# Vacuum in Carboy for long term storage ?



## vacuumpumpman (Oct 8, 2014)

I was wondering if you had some headspace and took a vacuum pump till you got down to approx 10-12 in hg and then made a good tight seal. 

I was thinking about adding argon to displace any possible oxygen in the beginning - any thoughts on this ??

This would be good for your normal 3 month racking and a gauge or similar will show that vacuum is still in the carboy


----------



## richmke (Oct 8, 2014)

Unless you have fully degassed the wine, the initial vacuum will not hold. Even then, I don't think the bungs are that air tight.


----------



## vacuumpumpman (Oct 8, 2014)

richmke said:


> Unless you have fully degassed the wine, the initial vacuum will not hold. Even then, I don't think the bungs are that air tight.



Rich - 
if the wine was not degassed enough - it would release CO2 - still protecting the wine.That is why I choose the vacuum pressure I did - at 10 in hg - it is not likely to pull off CO2 without some sort of agitation. I have tested my bungs and yes they will work - they are definitely holding a constant vacuum. 

Just wanted to know if this seemed like a practical idea ?


----------



## francois_du_nord (Oct 8, 2014)

Hell, I have no knowledge, only opinions on this. 

MicroOxegenation is a purported benefit of bulk in oak. If you vacuum seal with argon, you are eliminating oxygen so you wouldn't get the benefit of any oxygenation over time. 

Given what I've been reading in Iverson's "Home Winemaking", I'd think this method would be highly beneficial to whites (highly sensitive to oxygen uptake), less so for reds.

========

• [TO-DO LIST]
• 1. Answer from the carboy vacuum thread:
(a) To about what vacuum level did vacuumpumpman propose pumping the headspace?
(b) According to richmke, unless the wine has been fully degassed, what will happen to the initial vacuum?
(c) For which kind of wine did francois_du_nord expect the method to be most beneficial?
• 2. Resume the carboy vacuum thread after the last sentence of its final post.
The lines placed after the carboy vacuum thread are separate material.

• [DATASET EXCERPT]
========

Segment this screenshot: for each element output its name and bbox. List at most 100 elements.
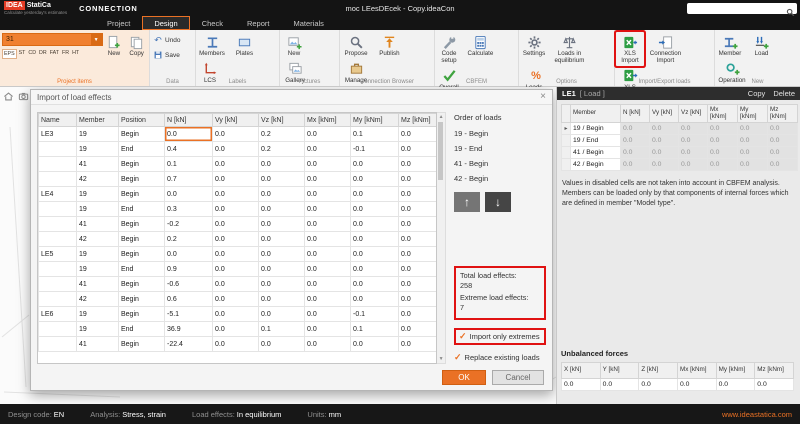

========

• [RESPONSES PER TASK]
• 1.
(a) Approximately 10-12 in hg.
(b) It will not hold.
(c) Whites.

• 2.
----------



## vacuumpumpman (Oct 8, 2014)

francois_du_nord
Thank you for your personal thoughts - this is designed more for those who have glass carboys rather than oak barrels. I agree aging in an oak barrel is always the best.


----------



## sour_grapes (Oct 9, 2014)

10 or 12 inHg means that you are only taking about 1/3 the air out. I.e., there is still 2/3 as much air in there as there was before. That wouldn't be good enough if the headspace was significant.

I believe I remember Mike (IBGlowin) saying that he has tested the residual gas after sparging with Ar, and found that there was still plenty of oxygen. Mike, I probably have some of that a bit garbled -- can you remind us?


----------



## WVMountaineerJack (Oct 9, 2014)

Any tiny flaw or variation would one night while you were asleep let the vacumm pressure go and suck in a bunch of air and you might not even know it happened. Not sure putting any pressure on a carboy for an extended time would be good for it either. WVMJ


----------



## vacuumpumpman (Oct 9, 2014)

Paul 
I questioned your theory – so I decided to test how much air displacement vs vacuum pressure-
I took the intake side to a 1 gallon empty container with a vacuum gauge inline - the exhaust of the vacuum pump into a full 1 gallon containing water with the neck submerged in water, and the gallon container bottoms up. The exhaust of the vacuum pump would have to force out the water to get a accurate reading. At 10 in hg of vacuum I displaced ½ gallon of water. At 15 in hg it was well over 75% of water displaced.


----------



## pjd (Oct 9, 2014)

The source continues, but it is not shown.